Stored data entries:
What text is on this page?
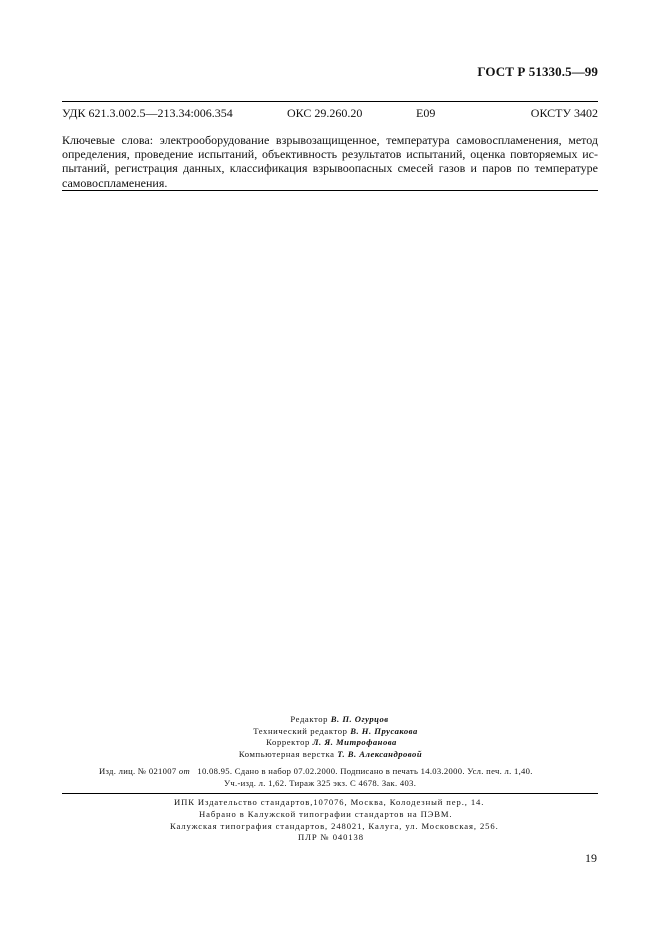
ГОСТ Р 51330.5—99
УДК 621.3.002.5—213.34:006.354	ОКС 29.260.20	Е09	ОКСТУ 3402
Ключевые слова: электрооборудование взрывозащищенное, температура самовоспламенения, метод
определения, проведение испытаний, объективность результатов испытаний, оценка повторяемых ис-
пытаний, регистрация данных, классификация взрывоопасных смесей газов и паров по температуре
самовоспламенения.
Редактор В. П. Огурцов
Технический редактор В. Н. Прусакова
Корректор Л. Я. Митрофанова
Компьютерная верстка Т. В. Александровой
Изд. лиц. № 021007 от 10.08.95. Сдано в набор 07.02.2000. Подписано в печать 14.03.2000. Усл. печ. л. 1,40.
Уч.-изд. л. 1,62. Тираж 325 экз. С 4678. Зак. 403.
ИПК Издательство стандартов,107076, Москва, Колодезный пер., 14.
Набрано в Калужской типографии стандартов на ПЭВМ.
Калужская типография стандартов, 248021, Калуга, ул. Московская, 256.
ПЛР № 040138
19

* _AIM OF THE TASK_: Set down the complete material exactly, but do not include the images.

* _RESPONSE TO THIS TASK_:
What text is on this page?
ГОСТ Р 51330.5—99
УДК 621.3.002.5—213.34:006.354	ОКС 29.260.20	Е09	ОКСТУ 3402
Ключевые слова: электрооборудование взрывозащищенное, температура самовоспламенения, метод
определения, проведение испытаний, объективность результатов испытаний, оценка повторяемых ис-
пытаний, регистрация данных, классификация взрывоопасных смесей газов и паров по температуре
самовоспламенения.
Редактор В. П. Огурцов
Технический редактор В. Н. Прусакова
Корректор Л. Я. Митрофанова
Компьютерная верстка Т. В. Александровой
Изд. лиц. № 021007 от 10.08.95. Сдано в набор 07.02.2000. Подписано в печать 14.03.2000. Усл. печ. л. 1,40.
Уч.-изд. л. 1,62. Тираж 325 экз. С 4678. Зак. 403.
ИПК Издательство стандартов,107076, Москва, Колодезный пер., 14.
Набрано в Калужской типографии стандартов на ПЭВМ.
Калужская типография стандартов, 248021, Калуга, ул. Московская, 256.
ПЛР № 040138
19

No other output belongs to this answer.